### WHAT YOU WILL DO
Review the listing and copy each line that holds the word "Party".

=== DATA EXTRACT ===

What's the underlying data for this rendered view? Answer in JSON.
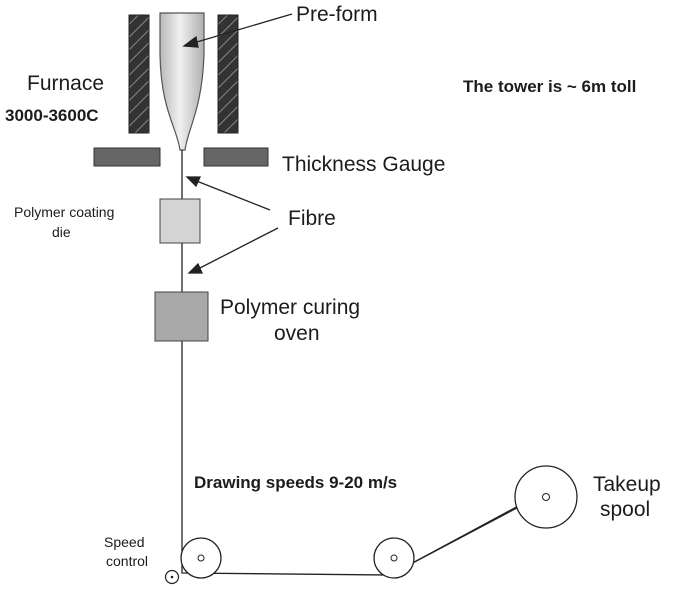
{
  "labels": {
    "preform": "Pre-form",
    "furnace": "Furnace",
    "furnace_temp": "3000-3600C",
    "tower_height": "The tower is ~ 6m toll",
    "thickness_gauge": "Thickness Gauge",
    "coating_die_line1": "Polymer coating",
    "coating_die_line2": "die",
    "fibre": "Fibre",
    "curing_oven_line1": "Polymer curing",
    "curing_oven_line2": "oven",
    "drawing_speeds": "Drawing speeds 9-20 m/s",
    "takeup_line1": "Takeup",
    "takeup_line2": "spool",
    "speed_control_line1": "Speed",
    "speed_control_line2": "control"
  },
  "colors": {
    "stroke": "#222222",
    "furnace_wall_fill": "#333333",
    "gauge_fill": "#666666",
    "coating_die_fill": "#d4d4d4",
    "curing_oven_fill": "#a8a8a8",
    "preform_fill": "#cccccc"
  }
}
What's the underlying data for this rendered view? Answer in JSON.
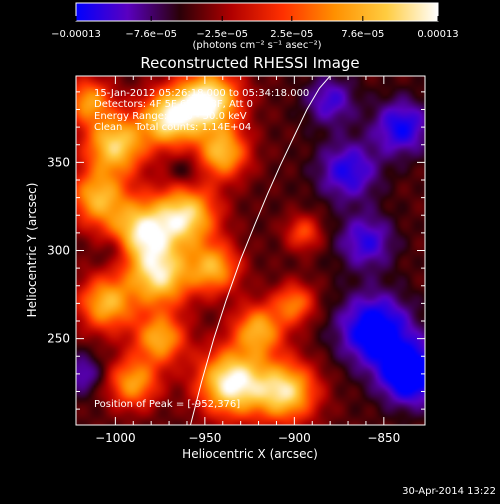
{
  "chart_data": {
    "type": "heatmap",
    "title": "Reconstructed RHESSI Image",
    "xlabel": "Heliocentric X (arcsec)",
    "ylabel": "Heliocentric Y (arcsec)",
    "xlim": [
      -1022,
      -827
    ],
    "ylim": [
      201,
      399
    ],
    "xticks": [
      -1000,
      -950,
      -900,
      -850
    ],
    "xtick_labels": [
      "−1000",
      "−950",
      "−900",
      "−850"
    ],
    "yticks": [
      250,
      300,
      350
    ],
    "ytick_labels": [
      "250",
      "300",
      "350"
    ],
    "colorbar": {
      "min": -0.00013,
      "max": 0.00013,
      "ticks": [
        -0.00013,
        -7.6e-05,
        -2.5e-05,
        2.5e-05,
        7.6e-05,
        0.00013
      ],
      "tick_labels": [
        "−0.00013",
        "−7.6e−05",
        "−2.5e−05",
        "2.5e−05",
        "7.6e−05",
        "0.00013"
      ],
      "unit_label": "(photons cm⁻² s⁻¹ asec⁻²)",
      "colormap": [
        "#0000ff",
        "#5a00c0",
        "#2a0008",
        "#b00000",
        "#ff3000",
        "#ff9000",
        "#ffcc40",
        "#ffffff"
      ]
    },
    "info_lines": [
      "15-Jan-2012 05:26:18.000 to 05:34:18.000",
      "Detectors: 4F 5F 6F 7F 8F, Att 0",
      "Energy Range: 25.0 - 50.0 keV",
      "Clean    Total counts: 1.14E+04"
    ],
    "peak_label": "Position of Peak = [-952,376]",
    "peak_position": [
      -952,
      376
    ],
    "limb_curve": {
      "x": [
        -958,
        -952,
        -945,
        -938,
        -930,
        -922,
        -915,
        -908,
        -900,
        -893,
        -886,
        -880
      ],
      "y": [
        201,
        225,
        250,
        272,
        295,
        315,
        332,
        348,
        365,
        380,
        392,
        399
      ]
    },
    "emission_sources": [
      {
        "x": -948,
        "y": 385,
        "s": 12,
        "v": 1.0
      },
      {
        "x": -970,
        "y": 375,
        "s": 11,
        "v": 0.85
      },
      {
        "x": -1000,
        "y": 360,
        "s": 12,
        "v": 0.75
      },
      {
        "x": -1010,
        "y": 330,
        "s": 11,
        "v": 0.55
      },
      {
        "x": -985,
        "y": 310,
        "s": 13,
        "v": 0.85
      },
      {
        "x": -960,
        "y": 320,
        "s": 12,
        "v": 0.75
      },
      {
        "x": -975,
        "y": 285,
        "s": 12,
        "v": 0.75
      },
      {
        "x": -945,
        "y": 290,
        "s": 10,
        "v": 0.55
      },
      {
        "x": -1005,
        "y": 270,
        "s": 11,
        "v": 0.6
      },
      {
        "x": -975,
        "y": 250,
        "s": 10,
        "v": 0.55
      },
      {
        "x": -935,
        "y": 225,
        "s": 13,
        "v": 1.0
      },
      {
        "x": -905,
        "y": 220,
        "s": 12,
        "v": 0.8
      },
      {
        "x": -990,
        "y": 225,
        "s": 10,
        "v": 0.5
      },
      {
        "x": -920,
        "y": 255,
        "s": 10,
        "v": 0.55
      },
      {
        "x": -900,
        "y": 270,
        "s": 8,
        "v": 0.35
      },
      {
        "x": -895,
        "y": 310,
        "s": 7,
        "v": 0.2
      },
      {
        "x": -1015,
        "y": 385,
        "s": 9,
        "v": 0.45
      },
      {
        "x": -940,
        "y": 355,
        "s": 10,
        "v": 0.6
      },
      {
        "x": -870,
        "y": 345,
        "s": 12,
        "v": -0.55
      },
      {
        "x": -855,
        "y": 255,
        "s": 14,
        "v": -0.8
      },
      {
        "x": -835,
        "y": 230,
        "s": 12,
        "v": -0.9
      },
      {
        "x": -860,
        "y": 305,
        "s": 11,
        "v": -0.5
      },
      {
        "x": -880,
        "y": 385,
        "s": 10,
        "v": -0.45
      },
      {
        "x": -840,
        "y": 370,
        "s": 11,
        "v": -0.6
      },
      {
        "x": -1000,
        "y": 300,
        "s": 7,
        "v": -0.35
      },
      {
        "x": -1018,
        "y": 230,
        "s": 8,
        "v": -0.4
      },
      {
        "x": -960,
        "y": 345,
        "s": 6,
        "v": -0.25
      }
    ]
  },
  "footer": {
    "timestamp": "30-Apr-2014 13:22"
  }
}
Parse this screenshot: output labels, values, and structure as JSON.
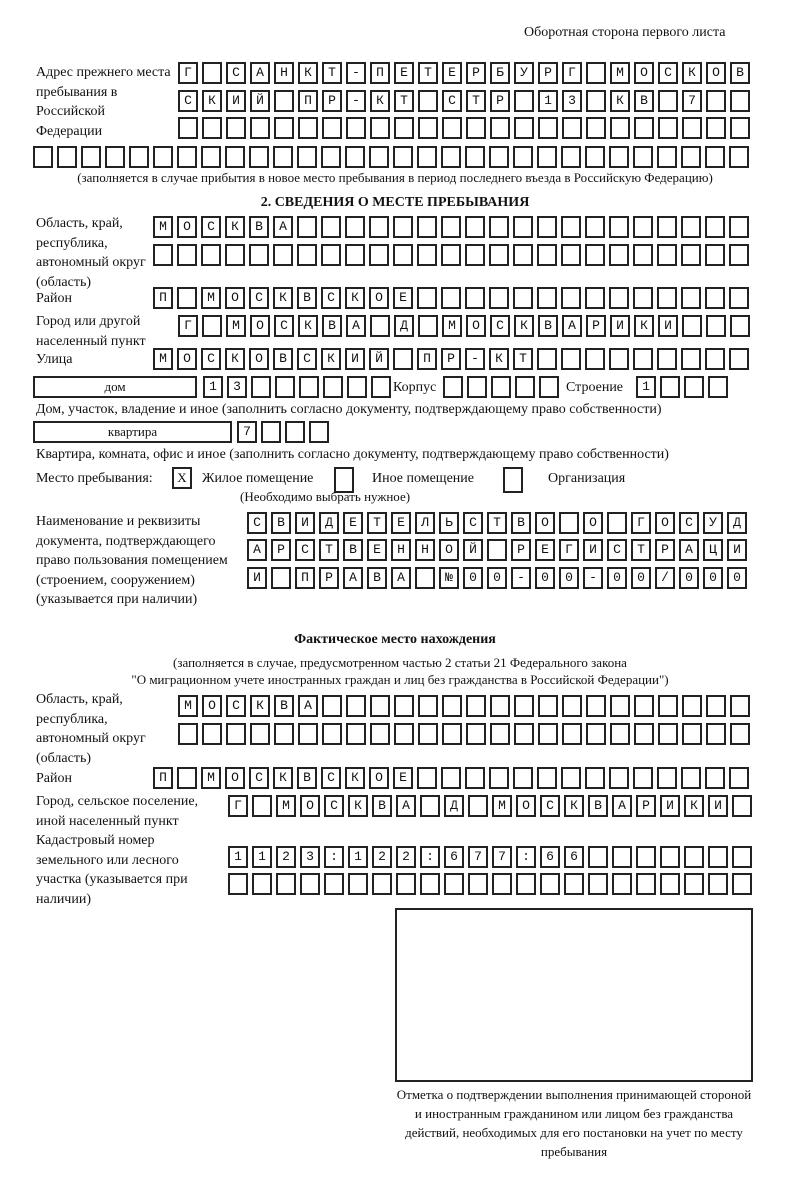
{
  "header": "Оборотная сторона первого листа",
  "prev_address": {
    "label": "Адрес прежнего места пребывания в Российской Федерации",
    "rows": [
      "Г САНКТ-ПЕТЕРБУРГ МОСКОВ",
      "СКИЙ ПР-КТ СТР 13 КВ 7",
      "",
      ""
    ],
    "note": "(заполняется в случае прибытия в новое место пребывания в период последнего въезда в Российскую Федерацию)"
  },
  "section2": {
    "title": "2. СВЕДЕНИЯ О МЕСТЕ ПРЕБЫВАНИЯ",
    "region_label": "Область, край, республика, автономный округ (область)",
    "region_rows": [
      "МОСКВА",
      ""
    ],
    "district_label": "Район",
    "district": "П МОСКВСКОЕ",
    "city_label": "Город или другой населенный пункт",
    "city": "Г МОСКВА Д МОСКВАРИКИ",
    "street_label": "Улица",
    "street": "МОСКОВСКИЙ ПР-КТ",
    "house_type": "дом",
    "house": "13",
    "korpus_label": "Корпус",
    "korpus": "",
    "stroenie_label": "Строение",
    "stroenie": "1",
    "house_note": "Дом, участок, владение и иное (заполнить согласно документу, подтверждающему право собственности)",
    "flat_type": "квартира",
    "flat": "7",
    "flat_note": "Квартира, комната, офис и иное (заполнить согласно документу, подтверждающему право собственности)",
    "stay_label": "Место пребывания:",
    "opt1_mark": "X",
    "opt1": "Жилое помещение",
    "opt2": "Иное помещение",
    "opt3": "Организация",
    "choose_note": "(Необходимо выбрать нужное)",
    "doc_label": "Наименование и реквизиты документа, подтверждающего право пользования помещением (строением, сооружением) (указывается при наличии)",
    "doc_rows": [
      "СВИДЕТЕЛЬСТВО О ГОСУД",
      "АРСТВЕННОЙ РЕГИСТРАЦИ",
      "И ПРАВА №00-00-00/000"
    ]
  },
  "actual": {
    "title": "Фактическое место нахождения",
    "note1": "(заполняется в случае, предусмотренном частью 2 статьи 21 Федерального закона",
    "note2": "\"О миграционном учете иностранных граждан и лиц без гражданства в Российской Федерации\")",
    "region_label": "Область, край, республика, автономный округ (область)",
    "region_rows": [
      "МОСКВА",
      ""
    ],
    "district_label": "Район",
    "district": "П МОСКВСКОЕ",
    "city_label": "Город, сельское поселение, иной населенный пункт",
    "city": "Г МОСКВА Д МОСКВАРИКИ",
    "cadastre_label": "Кадастровый номер земельного или лесного участка (указывается при наличии)",
    "cadastre_rows": [
      "1123:122:677:66",
      ""
    ]
  },
  "stamp_caption": "Отметка о подтверждении выполнения принимающей стороной и иностранным гражданином или лицом без гражданства действий, необходимых для его постановки на учет по месту пребывания"
}
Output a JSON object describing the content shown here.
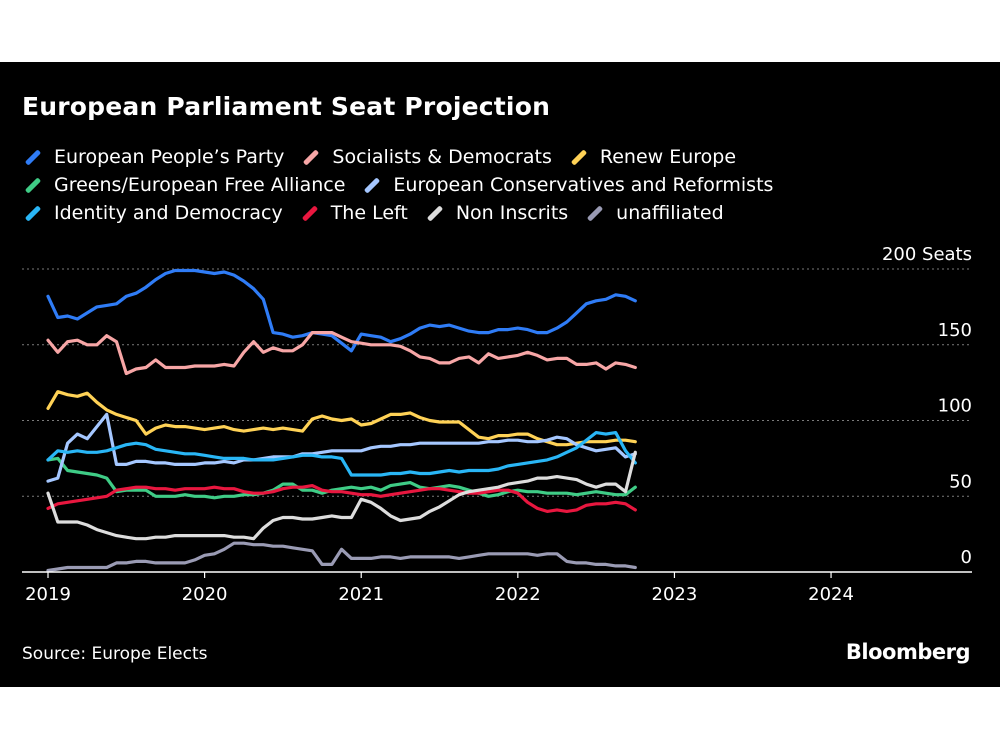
{
  "chart_data": {
    "type": "line",
    "title": "European Parliament Seat Projection",
    "ylabel": "Seats",
    "ylim": [
      0,
      200
    ],
    "yticks": [
      {
        "value": 200,
        "label": "200 Seats"
      },
      {
        "value": 150,
        "label": "150"
      },
      {
        "value": 100,
        "label": "100"
      },
      {
        "value": 50,
        "label": "50"
      },
      {
        "value": 0,
        "label": "0"
      }
    ],
    "xlim": [
      2019.0,
      2024.9
    ],
    "xticks": [
      {
        "value": 2019.0,
        "label": "2019"
      },
      {
        "value": 2020.0,
        "label": "2020"
      },
      {
        "value": 2021.0,
        "label": "2021"
      },
      {
        "value": 2022.0,
        "label": "2022"
      },
      {
        "value": 2023.0,
        "label": "2023"
      },
      {
        "value": 2024.0,
        "label": "2024"
      }
    ],
    "x_start": 2019.0,
    "x_step": 0.0625,
    "series": [
      {
        "name": "European People’s Party",
        "color": "#2f7cf6",
        "values": [
          182,
          168,
          169,
          167,
          171,
          175,
          176,
          177,
          182,
          184,
          188,
          193,
          197,
          199,
          199,
          199,
          198,
          197,
          198,
          196,
          192,
          187,
          180,
          158,
          157,
          155,
          156,
          158,
          157,
          156,
          151,
          146,
          157,
          156,
          155,
          152,
          154,
          157,
          161,
          163,
          162,
          163,
          161,
          159,
          158,
          158,
          160,
          160,
          161,
          160,
          158,
          158,
          161,
          165,
          171,
          177,
          179,
          180,
          183,
          182,
          179
        ]
      },
      {
        "name": "Socialists & Democrats",
        "color": "#f7a6a6",
        "values": [
          153,
          145,
          152,
          153,
          150,
          150,
          156,
          152,
          131,
          134,
          135,
          140,
          135,
          135,
          135,
          136,
          136,
          136,
          137,
          136,
          145,
          152,
          145,
          148,
          146,
          146,
          150,
          158,
          158,
          158,
          155,
          152,
          151,
          150,
          150,
          150,
          149,
          146,
          142,
          141,
          138,
          138,
          141,
          142,
          138,
          144,
          141,
          142,
          143,
          145,
          143,
          140,
          141,
          141,
          137,
          137,
          138,
          134,
          138,
          137,
          135
        ]
      },
      {
        "name": "Renew Europe",
        "color": "#ffd256",
        "values": [
          108,
          119,
          117,
          116,
          118,
          112,
          107,
          104,
          102,
          100,
          91,
          95,
          97,
          96,
          96,
          95,
          94,
          95,
          96,
          94,
          93,
          94,
          95,
          94,
          95,
          94,
          93,
          101,
          103,
          101,
          100,
          101,
          97,
          98,
          101,
          104,
          104,
          105,
          102,
          100,
          99,
          99,
          99,
          94,
          89,
          88,
          90,
          90,
          91,
          91,
          88,
          86,
          84,
          84,
          85,
          86,
          86,
          86,
          87,
          87,
          86
        ]
      },
      {
        "name": "Greens/European Free Alliance",
        "color": "#3fcc86",
        "values": [
          74,
          75,
          67,
          66,
          65,
          64,
          62,
          53,
          54,
          54,
          54,
          50,
          50,
          50,
          51,
          50,
          50,
          49,
          50,
          50,
          51,
          51,
          52,
          54,
          58,
          58,
          54,
          54,
          52,
          54,
          55,
          56,
          55,
          56,
          54,
          57,
          58,
          59,
          56,
          55,
          56,
          57,
          56,
          54,
          52,
          50,
          51,
          53,
          54,
          53,
          53,
          52,
          52,
          52,
          51,
          52,
          53,
          52,
          51,
          51,
          56
        ]
      },
      {
        "name": "European Conservatives and Reformists",
        "color": "#a5c7ff",
        "values": [
          60,
          62,
          85,
          91,
          88,
          96,
          104,
          71,
          71,
          73,
          73,
          72,
          72,
          71,
          71,
          71,
          72,
          72,
          73,
          72,
          74,
          74,
          75,
          76,
          76,
          76,
          78,
          78,
          79,
          80,
          80,
          80,
          80,
          82,
          83,
          83,
          84,
          84,
          85,
          85,
          85,
          85,
          85,
          85,
          85,
          86,
          86,
          87,
          87,
          86,
          86,
          87,
          89,
          88,
          84,
          82,
          80,
          81,
          82,
          76,
          78
        ]
      },
      {
        "name": "Identity and Democracy",
        "color": "#29b6f6",
        "values": [
          74,
          80,
          79,
          80,
          79,
          79,
          80,
          82,
          84,
          85,
          84,
          81,
          80,
          79,
          78,
          78,
          77,
          76,
          75,
          75,
          75,
          74,
          74,
          74,
          75,
          76,
          77,
          77,
          76,
          76,
          75,
          64,
          64,
          64,
          64,
          65,
          65,
          66,
          65,
          65,
          66,
          67,
          66,
          67,
          67,
          67,
          68,
          70,
          71,
          72,
          73,
          74,
          76,
          79,
          82,
          87,
          92,
          91,
          92,
          80,
          72
        ]
      },
      {
        "name": "The Left",
        "color": "#e8173f",
        "values": [
          42,
          45,
          46,
          47,
          48,
          49,
          50,
          54,
          55,
          56,
          56,
          55,
          55,
          54,
          55,
          55,
          55,
          56,
          55,
          55,
          53,
          52,
          52,
          53,
          55,
          56,
          56,
          57,
          54,
          53,
          53,
          52,
          51,
          51,
          50,
          51,
          52,
          53,
          54,
          55,
          55,
          54,
          53,
          52,
          52,
          53,
          54,
          54,
          52,
          46,
          42,
          40,
          41,
          40,
          41,
          44,
          45,
          45,
          46,
          45,
          41
        ]
      },
      {
        "name": "Non Inscrits",
        "color": "#dddddd",
        "values": [
          52,
          33,
          33,
          33,
          31,
          28,
          26,
          24,
          23,
          22,
          22,
          23,
          23,
          24,
          24,
          24,
          24,
          24,
          24,
          23,
          23,
          22,
          29,
          34,
          36,
          36,
          35,
          35,
          36,
          37,
          36,
          36,
          48,
          46,
          42,
          37,
          34,
          35,
          36,
          40,
          43,
          47,
          51,
          53,
          54,
          55,
          56,
          58,
          59,
          60,
          62,
          62,
          63,
          62,
          61,
          58,
          56,
          58,
          58,
          53,
          79
        ]
      },
      {
        "name": "unaffiliated",
        "color": "#9a9bb4",
        "values": [
          1,
          2,
          3,
          3,
          3,
          3,
          3,
          6,
          6,
          7,
          7,
          6,
          6,
          6,
          6,
          8,
          11,
          12,
          15,
          19,
          19,
          18,
          18,
          17,
          17,
          16,
          15,
          14,
          5,
          5,
          15,
          9,
          9,
          9,
          10,
          10,
          9,
          10,
          10,
          10,
          10,
          10,
          9,
          10,
          11,
          12,
          12,
          12,
          12,
          12,
          11,
          12,
          12,
          7,
          6,
          6,
          5,
          5,
          4,
          4,
          3
        ]
      }
    ],
    "legend_rows": [
      [
        "European People’s Party",
        "Socialists & Democrats",
        "Renew Europe"
      ],
      [
        "Greens/European Free Alliance",
        "European Conservatives and Reformists"
      ],
      [
        "Identity and Democracy",
        "The Left",
        "Non Inscrits",
        "unaffiliated"
      ]
    ],
    "source": "Source: Europe Elects",
    "brand": "Bloomberg"
  }
}
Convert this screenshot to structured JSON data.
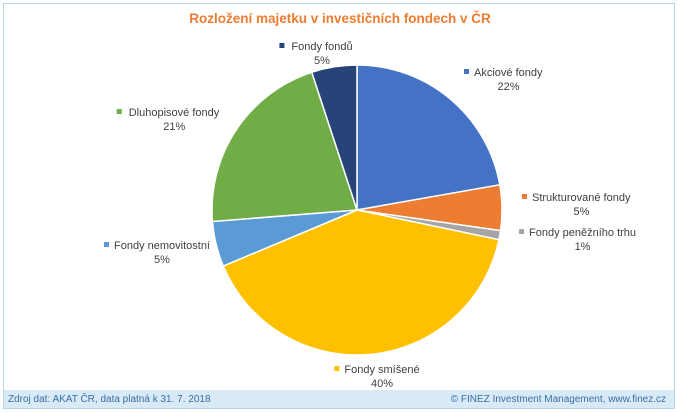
{
  "chart_data": {
    "type": "pie",
    "title": "Rozložení majetku v investičních fondech v ČR",
    "slices": [
      {
        "name": "Akciové fondy",
        "value": 22,
        "label": "22%",
        "color": "#4472c4"
      },
      {
        "name": "Strukturované fondy",
        "value": 5,
        "label": "5%",
        "color": "#ed7d31"
      },
      {
        "name": "Fondy peněžního trhu",
        "value": 1,
        "label": "1%",
        "color": "#a5a5a5"
      },
      {
        "name": "Fondy smíšené",
        "value": 40,
        "label": "40%",
        "color": "#ffc000"
      },
      {
        "name": "Fondy nemovitostní",
        "value": 5,
        "label": "5%",
        "color": "#5b9bd5"
      },
      {
        "name": "Dluhopisové fondy",
        "value": 21,
        "label": "21%",
        "color": "#70ad47"
      },
      {
        "name": "Fondy fondů",
        "value": 5,
        "label": "5%",
        "color": "#264478"
      }
    ]
  },
  "footer": {
    "source": "Zdroj dat: AKAT ČR, data platná k 31. 7. 2018",
    "credit": "© FINEZ Investment Management, www.finez.cz"
  }
}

===

### WRITTEN RESPONSE
        "name": "European People’s Party",
        "European People’s Party",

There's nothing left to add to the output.